• **Directions**
Replace "bubble-tail" with "message-tail" in the listing lines starting with the line containing "chevron-left-icon (21, 86, 37, 118)" and going on through the line containing "sos-indicator: SOS (424, 22, 463, 42)", leaving everything else unchanged. Output only those lines.

• **Supplied records**
====================

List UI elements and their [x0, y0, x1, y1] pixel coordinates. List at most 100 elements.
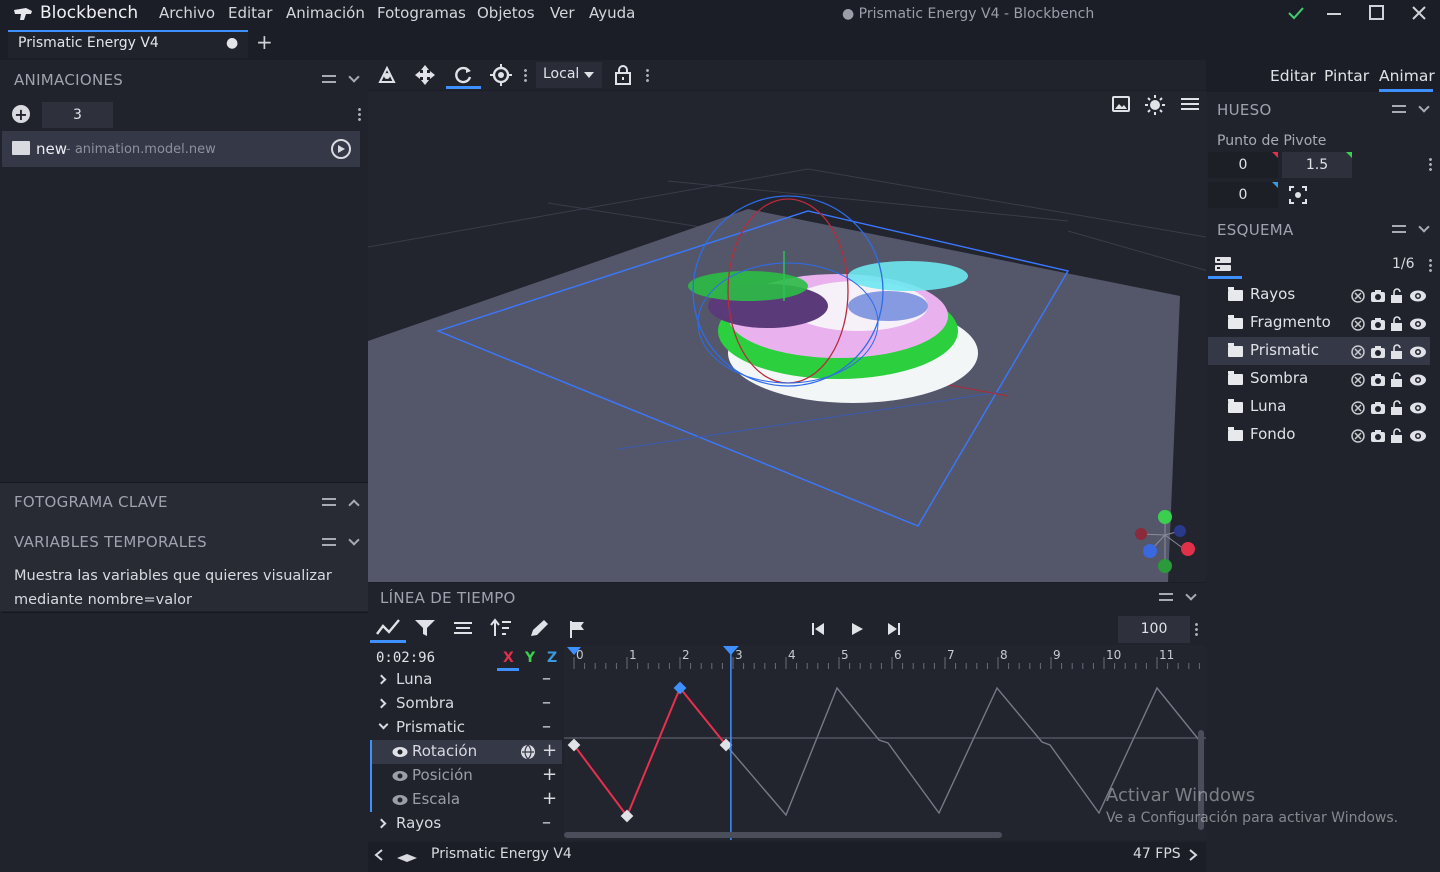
- globe-icon[interactable]: [520, 744, 536, 760]
- more-options-icon[interactable]: [1195, 622, 1198, 636]
- row-action-button[interactable]: –: [542, 668, 551, 689]
- timeline-zoom-input[interactable]: 100: [1118, 616, 1190, 643]
- menu-objetos[interactable]: Objetos: [477, 4, 535, 22]
- pivot-y-input[interactable]: 1.5: [1282, 152, 1352, 178]
- transform-space-select[interactable]: Local: [536, 62, 602, 88]
- timeline-row-rotación[interactable]: Rotación +: [370, 740, 562, 764]
- variables-textarea[interactable]: Muestra las variables que quieres visual…: [14, 564, 368, 612]
- row-action-button[interactable]: +: [542, 788, 557, 809]
- panel-menu-icon[interactable]: [1159, 593, 1173, 601]
- timeline-row-rayos[interactable]: Rayos –: [370, 812, 562, 836]
- skip-start-icon[interactable]: [810, 621, 826, 637]
- outliner-toggle-icon[interactable]: [1214, 256, 1234, 272]
- center-pivot-icon[interactable]: [1289, 186, 1307, 204]
- panel-menu-icon[interactable]: [322, 538, 336, 546]
- status-model-name: Prismatic Energy V4: [431, 846, 572, 862]
- channel-visibility-icon[interactable]: [392, 770, 408, 782]
- skip-end-icon[interactable]: [886, 621, 902, 637]
- outliner-item-sombra[interactable]: Sombra: [1208, 365, 1430, 393]
- move-icon[interactable]: [412, 62, 438, 88]
- panel-menu-icon[interactable]: [1392, 105, 1406, 113]
- align-icon[interactable]: [453, 621, 473, 635]
- outliner-item-prismatic[interactable]: Prismatic: [1208, 337, 1430, 365]
- collapse-chevron-icon[interactable]: [376, 674, 387, 685]
- animation-count-field[interactable]: 3: [42, 102, 113, 128]
- more-options-icon[interactable]: [358, 107, 361, 121]
- x-axis-marker: [1272, 152, 1278, 158]
- filter-icon[interactable]: [414, 619, 436, 637]
- menu-archivo[interactable]: Archivo: [159, 4, 215, 22]
- status-right-arrow-icon[interactable]: [1188, 849, 1198, 861]
- check-icon[interactable]: [1287, 4, 1305, 22]
- row-action-button[interactable]: –: [542, 692, 551, 713]
- mode-editar[interactable]: Editar: [1270, 67, 1316, 85]
- marker-flag-icon[interactable]: [568, 619, 588, 639]
- graph-editor-icon[interactable]: [375, 616, 401, 640]
- row-action-button[interactable]: –: [542, 812, 551, 833]
- lock-toggle-icon: [1391, 428, 1402, 443]
- sort-icon[interactable]: [490, 618, 512, 638]
- panel-menu-icon[interactable]: [322, 498, 336, 506]
- pivot-x-input[interactable]: 0: [1208, 152, 1278, 178]
- 3d-viewport[interactable]: [368, 91, 1206, 582]
- animation-list-item[interactable]: new - animation.model.new: [2, 131, 360, 167]
- brightness-icon[interactable]: [1144, 94, 1166, 116]
- axis-z-toggle[interactable]: Z: [547, 650, 557, 666]
- pivot-icon[interactable]: [488, 62, 514, 88]
- more-options-icon[interactable]: [1429, 157, 1432, 171]
- menu-fotogramas[interactable]: Fotogramas: [377, 4, 466, 22]
- timeline-scrollbar[interactable]: [564, 832, 1002, 838]
- outliner-item-fragmento[interactable]: Fragmento: [1208, 309, 1430, 337]
- render-toggle-icon: [1371, 346, 1385, 358]
- tab-project[interactable]: Prismatic Energy V4 ●: [8, 30, 248, 58]
- pen-icon[interactable]: [528, 618, 550, 638]
- mode-animar[interactable]: Animar: [1379, 67, 1435, 85]
- channel-visibility-icon[interactable]: [392, 794, 408, 806]
- row-action-button[interactable]: +: [542, 740, 557, 761]
- panel-menu-icon[interactable]: [322, 75, 336, 83]
- play-icon[interactable]: [849, 621, 865, 637]
- add-animation-button[interactable]: +: [12, 105, 30, 124]
- expand-chevron-icon[interactable]: [378, 719, 389, 730]
- timeline-row-escala[interactable]: Escala +: [370, 788, 562, 812]
- more-options-icon[interactable]: [646, 68, 649, 82]
- timeline-panel-title: LÍNEA DE TIEMPO: [380, 589, 516, 607]
- pivot-z-input[interactable]: 0: [1208, 182, 1278, 208]
- timeline-row-posición[interactable]: Posición +: [370, 764, 562, 788]
- right-sidebar: [1206, 92, 1440, 872]
- rotate-icon[interactable]: [450, 62, 476, 88]
- axis-x-toggle[interactable]: X: [503, 650, 514, 666]
- menu-ayuda[interactable]: Ayuda: [589, 4, 635, 22]
- outliner-item-rayos[interactable]: Rayos: [1208, 281, 1430, 309]
- maximize-icon[interactable]: [1369, 5, 1384, 20]
- menu-animacion[interactable]: Animación: [286, 4, 365, 22]
- lock-icon[interactable]: [610, 62, 636, 88]
- timeline-row-prismatic[interactable]: Prismatic –: [370, 716, 562, 740]
- tab-modified-indicator[interactable]: ●: [226, 35, 238, 51]
- timeline-row-sombra[interactable]: Sombra –: [370, 692, 562, 716]
- move-pivot-icon[interactable]: [374, 62, 400, 88]
- row-action-button[interactable]: +: [542, 764, 557, 785]
- play-animation-icon[interactable]: [331, 139, 351, 159]
- more-options-icon[interactable]: [524, 68, 527, 82]
- close-icon[interactable]: [1410, 4, 1428, 22]
- collapse-chevron-icon[interactable]: [376, 818, 387, 829]
- outliner-item-luna[interactable]: Luna: [1208, 393, 1430, 421]
- axis-y-toggle[interactable]: Y: [525, 650, 535, 666]
- timeline-row-luna[interactable]: Luna –: [370, 668, 562, 692]
- panel-menu-icon[interactable]: [1392, 225, 1406, 233]
- collapse-chevron-icon[interactable]: [376, 698, 387, 709]
- outliner-item-fondo[interactable]: Fondo: [1208, 421, 1430, 449]
- screenshot-icon[interactable]: [1112, 96, 1130, 112]
- row-action-button[interactable]: –: [542, 716, 551, 737]
- viewport-menu-icon[interactable]: [1181, 98, 1199, 110]
- more-options-icon[interactable]: [1429, 258, 1432, 272]
- menu-editar[interactable]: Editar: [228, 4, 272, 22]
- status-left-arrow-icon[interactable]: [374, 849, 384, 861]
- mode-pintar[interactable]: Pintar: [1324, 67, 1369, 85]
- add-tab-button[interactable]: +: [256, 30, 273, 54]
- channel-visibility-icon[interactable]: [392, 746, 408, 758]
- outliner-item-toggles: [1350, 372, 1430, 388]
- minimize-icon[interactable]: [1327, 13, 1341, 15]
- menu-ver[interactable]: Ver: [550, 4, 575, 22]
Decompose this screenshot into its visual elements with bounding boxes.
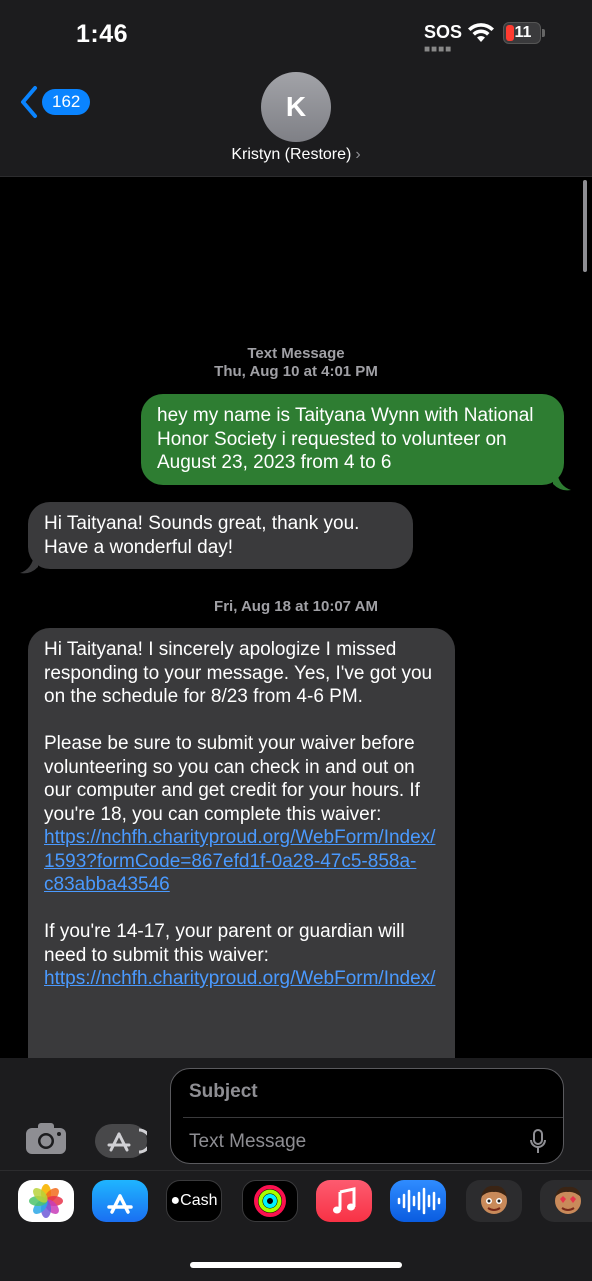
chevron-left-icon (21, 86, 37, 118)
message-type-label: Text Message (247, 345, 345, 362)
fitness-app-icon[interactable] (242, 1180, 298, 1222)
photos-app-icon[interactable] (18, 1180, 74, 1222)
contact-name: Kristyn (Restore) (231, 146, 352, 163)
home-indicator[interactable] (190, 1262, 402, 1268)
subject-field[interactable]: Subject (189, 1081, 258, 1103)
conversation-header: 162 K Kristyn (Restore) › (0, 70, 592, 177)
battery-icon: 11 (503, 22, 541, 44)
audio-message-app-icon[interactable] (390, 1180, 446, 1222)
battery-level: 11 (514, 24, 532, 41)
apple-logo-icon: ● (170, 1192, 181, 1209)
message-paragraph: Please be sure to submit your waiver bef… (44, 733, 436, 895)
timestamp-2: Fri, Aug 18 at 10:07 AM (0, 598, 592, 616)
sent-message-bubble[interactable]: hey my name is Taityana Wynn with Nation… (141, 394, 564, 485)
contact-name-button[interactable]: Kristyn (Restore) › (0, 146, 592, 164)
app-store-app-icon[interactable] (92, 1180, 148, 1222)
bubble-tail (20, 555, 38, 574)
status-time: 1:46 (76, 20, 129, 48)
music-app-icon[interactable] (316, 1180, 372, 1222)
memoji-app-icon[interactable] (466, 1180, 522, 1222)
waiver-link-minor[interactable]: https://nchfh.charityproud.org/WebForm/I… (44, 968, 435, 989)
wifi-icon (468, 23, 494, 42)
back-button[interactable]: 162 (18, 84, 91, 120)
timestamp-1: Text Message Thu, Aug 10 at 4:01 PM (0, 345, 592, 381)
bubble-tail (553, 472, 571, 491)
text-message-field[interactable]: Text Message (189, 1131, 306, 1153)
timestamp-text: Fri, Aug 18 at 10:07 AM (214, 598, 378, 615)
field-divider (183, 1117, 563, 1118)
timestamp-text: Thu, Aug 10 at 4:01 PM (214, 363, 378, 380)
camera-icon[interactable] (24, 1120, 68, 1156)
scrollbar[interactable] (583, 180, 587, 272)
waiver-link-adult[interactable]: https://nchfh.charityproud.org/WebForm/I… (44, 827, 435, 895)
app-store-icon (107, 1128, 152, 1154)
apple-cash-app-icon[interactable]: ●Cash (166, 1180, 222, 1222)
signal-dots-icon: ■■■■ (424, 44, 453, 55)
unread-count-badge: 162 (42, 89, 91, 115)
message-input[interactable]: Subject Text Message (170, 1068, 564, 1164)
contact-avatar[interactable]: K (261, 72, 331, 142)
cash-label: Cash (180, 1192, 218, 1209)
apps-button[interactable] (95, 1124, 152, 1158)
sos-indicator: SOS (424, 22, 463, 42)
message-paragraph: Hi Taityana! I sincerely apologize I mis… (44, 639, 433, 707)
received-message-bubble[interactable]: Hi Taityana! I sincerely apologize I mis… (28, 628, 455, 1068)
microphone-icon[interactable] (529, 1129, 547, 1155)
memoji-stickers-app-icon[interactable] (540, 1180, 592, 1222)
received-message-bubble[interactable]: Hi Taityana! Sounds great, thank you. Ha… (28, 502, 413, 569)
chevron-right-icon: › (355, 146, 361, 163)
message-paragraph: If you're 14-17, your parent or guardian… (44, 921, 436, 989)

====================

• **Written solution**
chevron-left-icon (21, 86, 37, 118)
message-type-label: Text Message (247, 345, 345, 362)
fitness-app-icon[interactable] (242, 1180, 298, 1222)
photos-app-icon[interactable] (18, 1180, 74, 1222)
contact-name: Kristyn (Restore) (231, 146, 352, 163)
home-indicator[interactable] (190, 1262, 402, 1268)
subject-field[interactable]: Subject (189, 1081, 258, 1103)
conversation-header: 162 K Kristyn (Restore) › (0, 70, 592, 177)
battery-icon: 11 (503, 22, 541, 44)
audio-message-app-icon[interactable] (390, 1180, 446, 1222)
battery-level: 11 (514, 24, 532, 41)
apple-logo-icon: ● (170, 1192, 181, 1209)
message-paragraph: Please be sure to submit your waiver bef… (44, 733, 436, 895)
timestamp-2: Fri, Aug 18 at 10:07 AM (0, 598, 592, 616)
sent-message-bubble[interactable]: hey my name is Taityana Wynn with Nation… (141, 394, 564, 485)
contact-name-button[interactable]: Kristyn (Restore) › (0, 146, 592, 164)
app-store-app-icon[interactable] (92, 1180, 148, 1222)
message-tail (20, 555, 38, 574)
status-time: 1:46 (76, 20, 129, 48)
music-app-icon[interactable] (316, 1180, 372, 1222)
memoji-app-icon[interactable] (466, 1180, 522, 1222)
waiver-link-minor[interactable]: https://nchfh.charityproud.org/WebForm/I… (44, 968, 435, 989)
wifi-icon (468, 23, 494, 42)
back-button[interactable]: 162 (18, 84, 91, 120)
timestamp-1: Text Message Thu, Aug 10 at 4:01 PM (0, 345, 592, 381)
message-tail (553, 472, 571, 491)
text-message-field[interactable]: Text Message (189, 1131, 306, 1153)
timestamp-text: Fri, Aug 18 at 10:07 AM (214, 598, 378, 615)
field-divider (183, 1117, 563, 1118)
timestamp-text: Thu, Aug 10 at 4:01 PM (214, 363, 378, 380)
camera-icon[interactable] (24, 1120, 68, 1156)
scrollbar[interactable] (583, 180, 587, 272)
waiver-link-adult[interactable]: https://nchfh.charityproud.org/WebForm/I… (44, 827, 435, 895)
app-store-icon (107, 1128, 152, 1154)
apple-cash-app-icon[interactable]: ●Cash (166, 1180, 222, 1222)
signal-dots-icon: ■■■■ (424, 44, 453, 55)
unread-count-badge: 162 (42, 89, 91, 115)
message-input[interactable]: Subject Text Message (170, 1068, 564, 1164)
contact-avatar[interactable]: K (261, 72, 331, 142)
cash-label: Cash (180, 1192, 218, 1209)
apps-button[interactable] (95, 1124, 152, 1158)
sos-indicator: SOS (424, 22, 463, 42)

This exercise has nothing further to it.